**WHAT THE TASK ASKS**
Transcribe the material word for word, but without the images.

━━━━━━━━

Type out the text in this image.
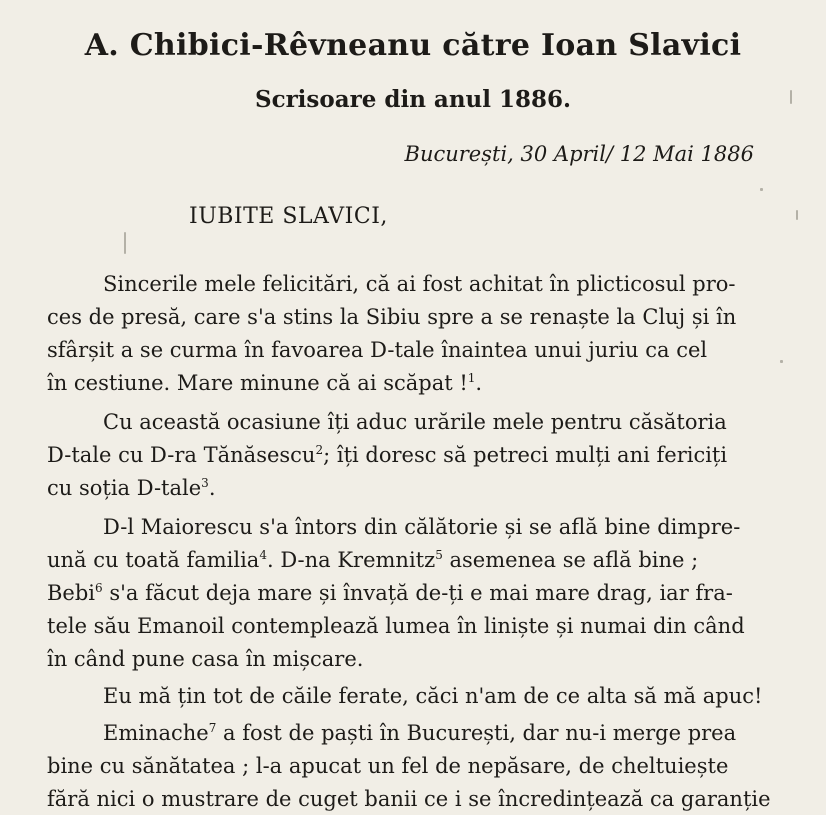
A. Chibici-Rêvneanu către Ioan Slavici
Scrisoare din anul 1886.
București, 30 April/ 12 Mai 1886
IUBITE SLAVICI,
Sincerile mele felicitări, că ai fost achitat în plicticosul pro-
ces de presă, care s'a stins la Sibiu spre a se renaște la Cluj și în
sfârșit a se curma în favoarea D-tale înaintea unui juriu ca cel
în cestiune. Mare minune că ai scăpat !$^1$.
Cu această ocasiune îți aduc urările mele pentru căsătoria
D-tale cu D-ra Tănăsescu$^2$; îți doresc să petreci mulți ani fericiți
cu soția D-tale$^3$.
D-l Maiorescu s'a întors din călătorie și se află bine dimpre-
ună cu toată familia$^4$. D-na Kremnitz$^5$ asemenea se află bine ;
Bebi$^6$ s'a făcut deja mare și învață de-ți e mai mare drag, iar fra-
tele său Emanoil contemplează lumea în liniște și numai din când
în când pune casa în mișcare.
Eu mă țin tot de căile ferate, căci n'am de ce alta să mă apuc!
Eminache$^7$ a fost de paști în București, dar nu-i merge prea
bine cu sănătatea ; l-a apucat un fel de nepăsare, de cheltuiește
fără nici o mustrare de cuget banii ce i se încredințează ca garanție
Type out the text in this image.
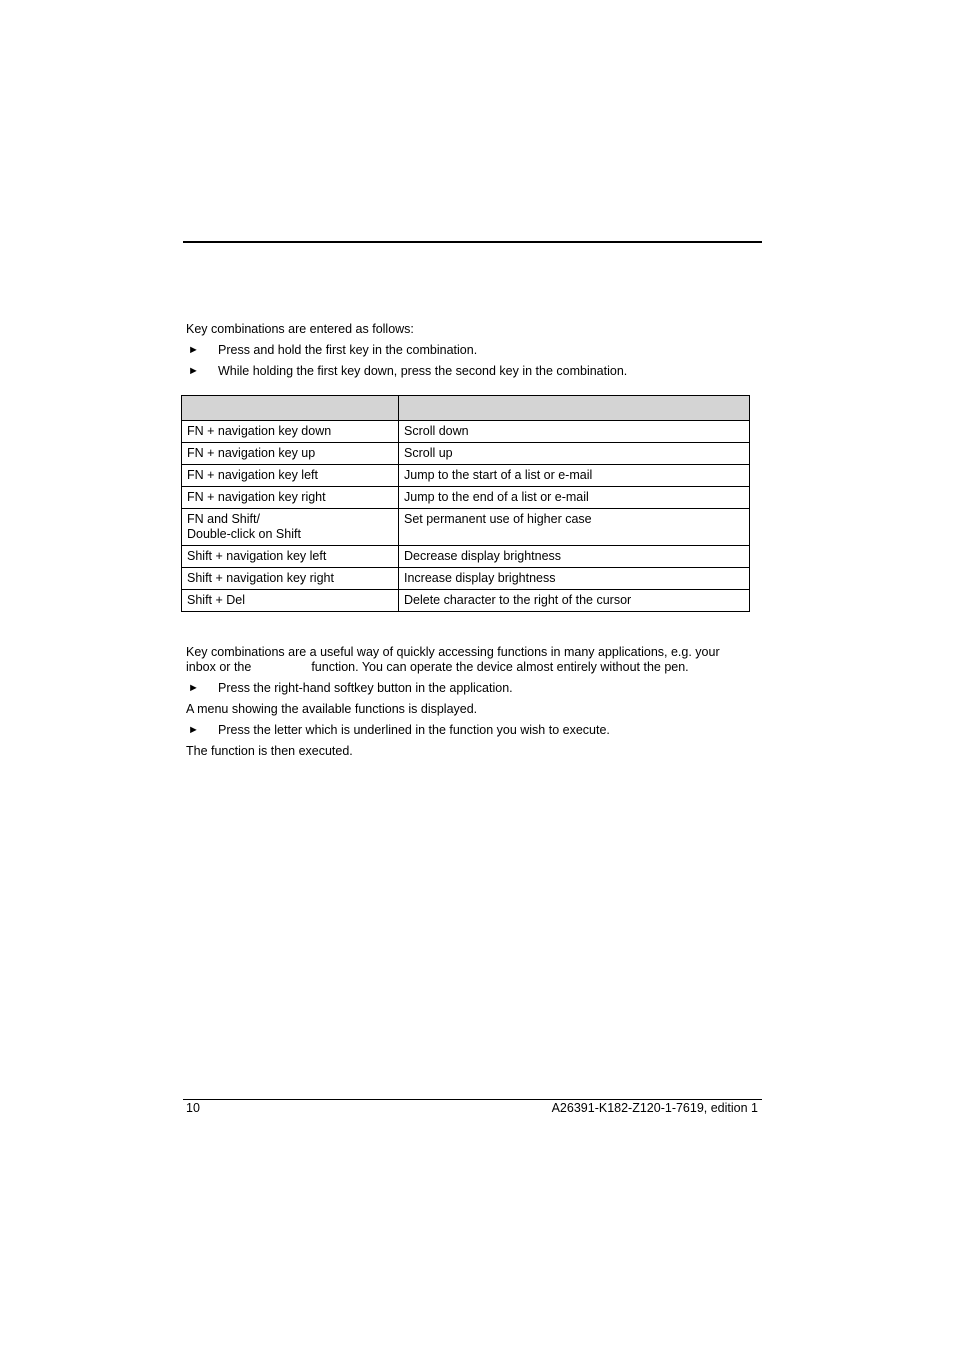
Key combinations are entered as follows:

► Press and hold the first key in the combination.
► While holding the first key down, press the second key in the combination.

FN + navigation key down	Scroll down
FN + navigation key up	Scroll up
FN + navigation key left	Jump to the start of a list or e-mail
FN + navigation key right	Jump to the end of a list or e-mail
FN and Shift/
Double-click on Shift	Set permanent use of higher case
Shift + navigation key left	Decrease display brightness
Shift + navigation key right	Increase display brightness
Shift + Del	Delete character to the right of the cursor

Key combinations are a useful way of quickly accessing functions in many applications, e.g. your inbox or the	function. You can operate the device almost entirely without the pen.

► Press the right-hand softkey button in the application.

A menu showing the available functions is displayed.

► Press the letter which is underlined in the function you wish to execute.

The function is then executed.

10	A26391-K182-Z120-1-7619, edition 1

━━━━━━━━

**SOLUTION**
Type out the text in this image.
A. Chibici-Rêvneanu către Ioan Slavici
Scrisoare din anul 1886.
București, 30 April/ 12 Mai 1886
IUBITE SLAVICI,
Sincerile mele felicitări, că ai fost achitat în plicticosul pro-
ces de presă, care s'a stins la Sibiu spre a se renaște la Cluj și în
sfârșit a se curma în favoarea D-tale înaintea unui juriu ca cel
în cestiune. Mare minune că ai scăpat !$^1$.
Cu această ocasiune îți aduc urările mele pentru căsătoria
D-tale cu D-ra Tănăsescu$^2$; îți doresc să petreci mulți ani fericiți
cu soția D-tale$^3$.
D-l Maiorescu s'a întors din călătorie și se află bine dimpre-
ună cu toată familia$^4$. D-na Kremnitz$^5$ asemenea se află bine ;
Bebi$^6$ s'a făcut deja mare și învață de-ți e mai mare drag, iar fra-
tele său Emanoil contemplează lumea în liniște și numai din când
în când pune casa în mișcare.
Eu mă țin tot de căile ferate, căci n'am de ce alta să mă apuc!
Eminache$^7$ a fost de paști în București, dar nu-i merge prea
bine cu sănătatea ; l-a apucat un fel de nepăsare, de cheltuiește
fără nici o mustrare de cuget banii ce i se încredințează ca garanție
Type out the text in this image.
Key combinations are entered as follows:

► Press and hold the first key in the combination.
► While holding the first key down, press the second key in the combination.

FN + navigation key down	Scroll down
FN + navigation key up	Scroll up
FN + navigation key left	Jump to the start of a list or e-mail
FN + navigation key right	Jump to the end of a list or e-mail
FN and Shift/
Double-click on Shift	Set permanent use of higher case
Shift + navigation key left	Decrease display brightness
Shift + navigation key right	Increase display brightness
Shift + Del	Delete character to the right of the cursor

Key combinations are a useful way of quickly accessing functions in many applications, e.g. your inbox or the	function. You can operate the device almost entirely without the pen.

► Press the right-hand softkey button in the application.

A menu showing the available functions is displayed.

► Press the letter which is underlined in the function you wish to execute.

The function is then executed.

10	A26391-K182-Z120-1-7619, edition 1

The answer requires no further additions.